• [Exercise prompt]: Determine which lines contain the word "Stuffed", then copy those lines.

• [Exercise material]:
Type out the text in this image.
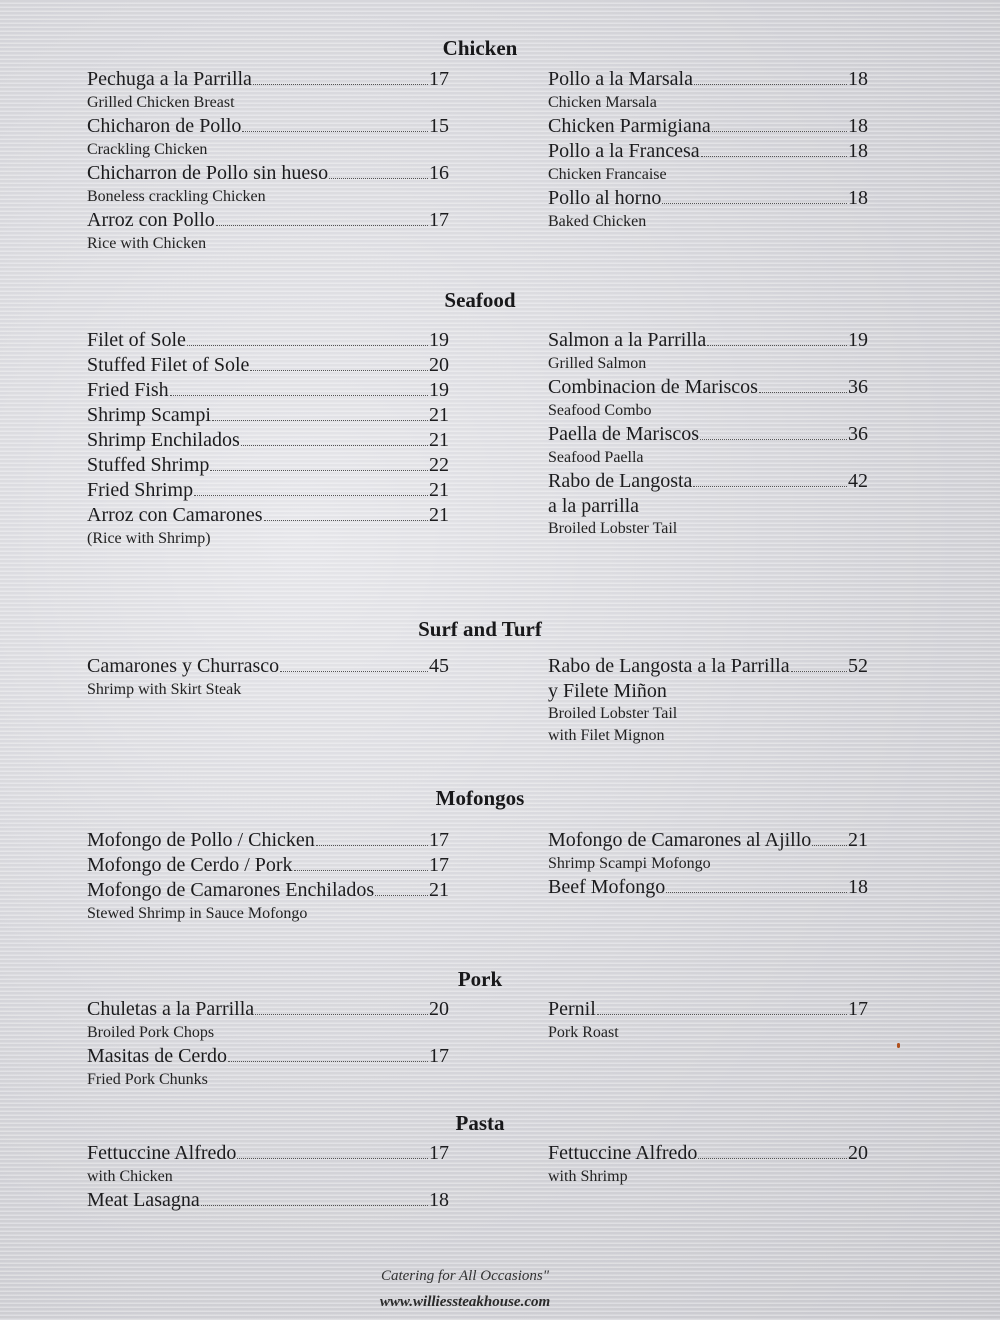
Chicken
Pechuga a la Parrilla	17
Grilled Chicken Breast
Chicharon de Pollo	15
Crackling Chicken
Chicharron de Pollo sin hueso	16
Boneless crackling Chicken
Arroz con Pollo	17
Rice with Chicken
Pollo a la Marsala	18
Chicken Marsala
Chicken Parmigiana	18
Pollo a la Francesa	18
Chicken Francaise
Pollo al horno	18
Baked Chicken
Seafood
Filet of Sole	19
Stuffed Filet of Sole	20
Fried Fish	19
Shrimp Scampi	21
Shrimp Enchilados	21
Stuffed Shrimp	22
Fried Shrimp	21
Arroz con Camarones	21
(Rice with Shrimp)
Salmon a la Parrilla	19
Grilled Salmon
Combinacion de Mariscos	36
Seafood Combo
Paella de Mariscos	36
Seafood Paella
Rabo de Langosta	42
a la parrilla
Broiled Lobster Tail
Surf and Turf
Camarones y Churrasco	45
Shrimp with Skirt Steak
Rabo de Langosta a la Parrilla	52
y Filete Miñon
Broiled Lobster Tail
with Filet Mignon
Mofongos
Mofongo de Pollo / Chicken	17
Mofongo de Cerdo / Pork	17
Mofongo de Camarones Enchilados	21
Stewed Shrimp in Sauce Mofongo
Mofongo de Camarones al Ajillo 21
Shrimp Scampi Mofongo
Beef Mofongo	18
Pork
Chuletas a la Parrilla	20
Broiled Pork Chops
Masitas de Cerdo	17
Fried Pork Chunks
Pernil	17
Pork Roast
Pasta
Fettuccine Alfredo	17
with Chicken
Meat Lasagna	18
Fettuccine Alfredo	20
with Shrimp
Catering for All Occasions"
www.williessteakhouse.com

• [Exercise answer]:
Stuffed Filet of Sole	20
Stuffed Shrimp	22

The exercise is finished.